[START Quoted text]

Signed lower centre: Vasarely, also signed, dated, titled and with measurements on the reverse: 3379 VASARELY "KARPAT" 88 × 84 1984 Vasarely.
88 × 84 cm.

With the confirmation of authenticity by Pierre Vasarely, President of the Fondation Vasarely, universal legatee and the moral right holder of Victor Vasarely, November 2021. We thank Mr. Vasarely for his kind support.
This work will be included in the forthcoming Catalogue Raisonné de l’Oeuvre Peint de Victor Vasarely, which is currently being compiled by the Fondation Vasarely, Aix-en-Provence.

Provenance:
- Jet-Art, Paris (verso with the label).
- Private collection Switzerland.

"In my kinetic depth images, the viewer in motion plays the most important role. When he looks at them from a fixed point of view, he sees only two forms that overlap because of the transparency of the surfaces. But as soon as he moves, as soon as he goes forward, steps back or wanders past the picture, it changes incessantly, the emotional shocks follow on from one another without respite, and the work begins to live, to diversify visually." Victor Vasarely

The French painter and graphic artist Victor Vasarely is considered the founding father of the luminescent and vibrant Op Art movement. With his geometric-abstract and often multicoloured compositions, which have been reproduced millions of times, mainly on posters, the brilliant artist of Hungarian descent had a decisive influence on the second half of the 20th century.

[END Quoted text]

Request 1. In the catalogue entry on the Vasarely painting, who confirmed the work's authenticity?
The stored entries have no connection to the catalogue entry above.

[START The input]

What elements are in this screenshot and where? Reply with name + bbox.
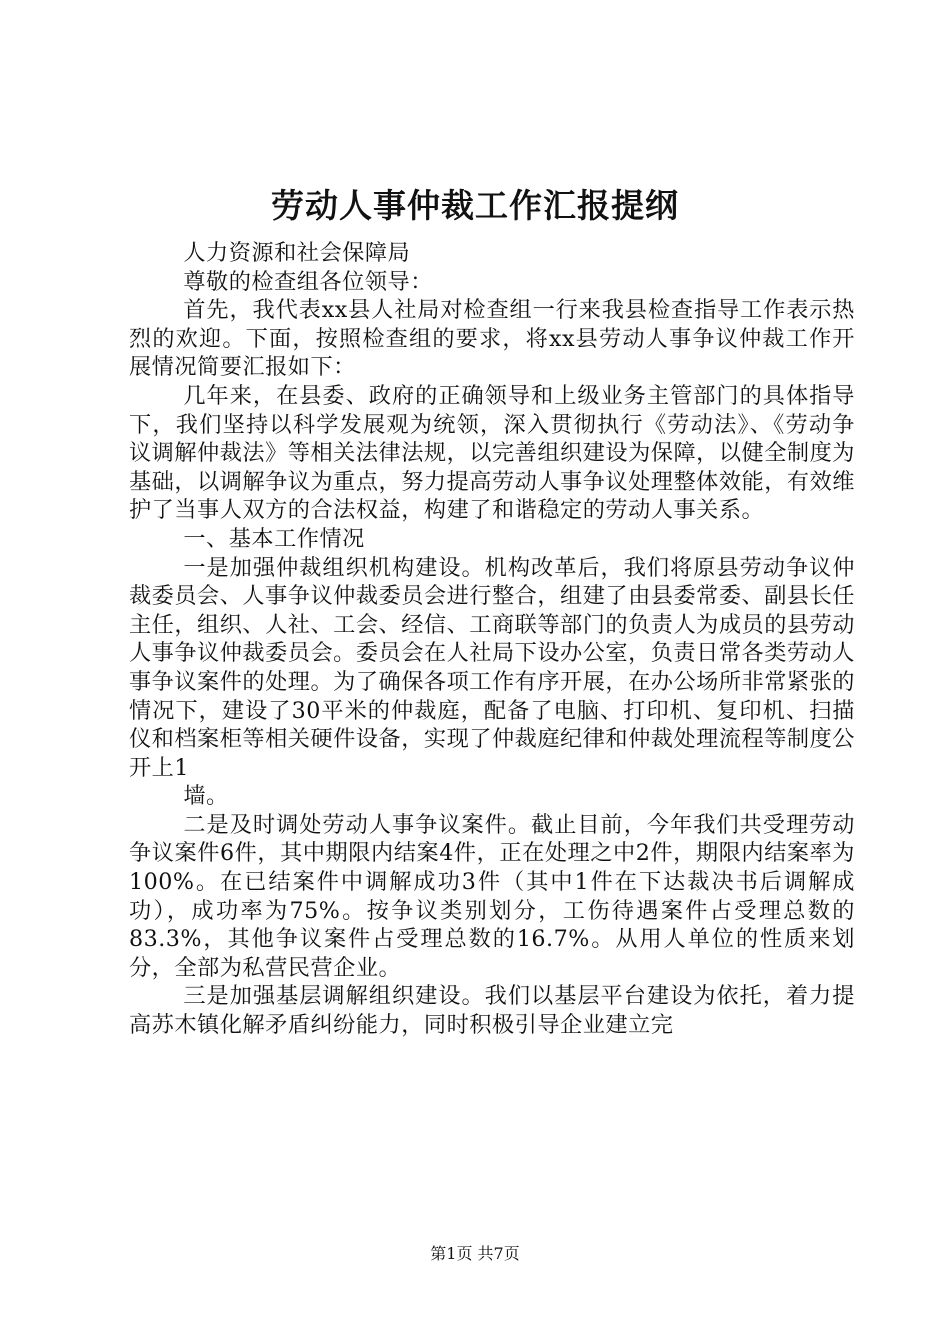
paragraph-continuation: 墙。 [183, 783, 229, 810]
document-title: 劳动人事仲裁工作汇报提纲 [271, 186, 679, 225]
paragraph-org: 人力资源和社会保障局 [183, 240, 411, 266]
paragraph-item-three: 三是加强基层调解组织建设。我们以基层平台建设为依托，着力提高苏木镇化解矛盾纠纷能力，同时积极引导企业建立完 [129, 983, 855, 1039]
document-body [129, 239, 855, 1040]
paragraph-opening: 首先，我代表xx县人社局对检查组一行来我县检查指导工作表示热烈的欢迎。下面，按照检查组的要求，将xx县劳动人事争议仲裁工作开展情况简要汇报如下： [129, 297, 855, 381]
paragraph-item-one: 一是加强仲裁组织机构建设。机构改革后，我们将原县劳动争议仲裁委员会、人事争议仲裁委员会进行整合，组建了由县委常委、副县长任主任，组织、人社、工会、经信、工商联等部门的负责人为成员的县劳动人事争议仲裁委员会。委员会在人社局下设办公室，负责日常各类劳动人事争议案件的处理。为了确保各项工作有序开展，在办公场所非常紧张的情况下，建设了30平米的仲裁庭，配备了电脑、打印机、复印机、扫描仪和档案柜等相关硬件设备，实现了仲裁庭纪律和仲裁处理流程等制度公开上1 [129, 554, 855, 781]
paragraph-salutation: 尊敬的检查组各位领导： [183, 268, 433, 295]
paragraph-item-two: 二是及时调处劳动人事争议案件。截止目前，今年我们共受理劳动争议案件6件，其中期限内结案4件，正在处理之中2件，期限内结案率为100%。在已结案件中调解成功3件（其中1件在下达裁决书后调解成功），成功率为75%。按争议类别划分，工伤待遇案件占受理总数的83.3%，其他争议案件占受理总数的16.7%。从用人单位的性质来划分，全部为私营民营企业。 [129, 811, 855, 981]
paragraph-overview: 几年来，在县委、政府的正确领导和上级业务主管部门的具体指导下，我们坚持以科学发展观为统领，深入贯彻执行《劳动法》、《劳动争议调解仲裁法》等相关法律法规，以完善组织建设为保障，以健全制度为基础，以调解争议为重点，努力提高劳动人事争议处理整体效能，有效维护了当事人双方的合法权益，构建了和谐稳定的劳动人事关系。 [129, 382, 855, 524]
page-footer: 第1页 共7页 [430, 1244, 520, 1263]
section-heading: 一、基本工作情况 [183, 525, 365, 552]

[END The input]

Request 2. Recast only the stored entries from the line that contains "paragraph-continuation: 墙。 [183, 783, 229, 810]" through the line that contains "811, 855, 981]" as a Markdown table with the columns Row and Line, skipping blank lines.

Exercise result 1. Pierre Vasarely, President of the Fondation Vasarely, confirmed it in November 2021.

Exercise result 2.
| Row | Line |
|---|---|
| 1 | paragraph-continuation: 墙。 [183, 783, 229, 810] |
| 2 | document-title: 劳动人事仲裁工作汇报提纲 [271, 186, 679, 225] |
| 3 | paragraph-org: 人力资源和社会保障局 [183, 240, 411, 266] |
| 4 | paragraph-item-three: 三是加强基层调解组织建设。我们以基层平台建设为依托，着力提高苏木镇化解矛盾纠纷能力，同时积极引导企业建立完 [129, 983, 855, 1039] |
| 5 | document-body [129, 239, 855, 1040] |
| 6 | paragraph-opening: 首先，我代表xx县人社局对检查组一行来我县检查指导工作表示热烈的欢迎。下面，按照检查组的要求，将xx县劳动人事争议仲裁工作开展情况简要汇报如下： [129, 297, 855, 381] |
| 7 | paragraph-item-one: 一是加强仲裁组织机构建设。机构改革后，我们将原县劳动争议仲裁委员会、人事争议仲裁委员会进行整合，组建了由县委常委、副县长任主任，组织、人社、工会、经信、工商联等部门的负责人为成员的县劳动人事争议仲裁委员会。委员会在人社局下设办公室，负责日常各类劳动人事争议案件的处理。为了确保各项工作有序开展，在办公场所非常紧张的情况下，建设了30平米的仲裁庭，配备了电脑、打印机、复印机、扫描仪和档案柜等相关硬件设备，实现了仲裁庭纪律和仲裁处理流程等制度公开上1 [129, 554, 855, 781] |
| 8 | paragraph-salutation: 尊敬的检查组各位领导： [183, 268, 433, 295] |
| 9 | paragraph-item-two: 二是及时调处劳动人事争议案件。截止目前，今年我们共受理劳动争议案件6件，其中期限内结案4件，正在处理之中2件，期限内结案率为100%。在已结案件中调解成功3件（其中1件在下达裁决书后调解成功），成功率为75%。按争议类别划分，工伤待遇案件占受理总数的83.3%，其他争议案件占受理总数的16.7%。从用人单位的性质来划分，全部为私营民营企业。 [129, 811, 855, 981] |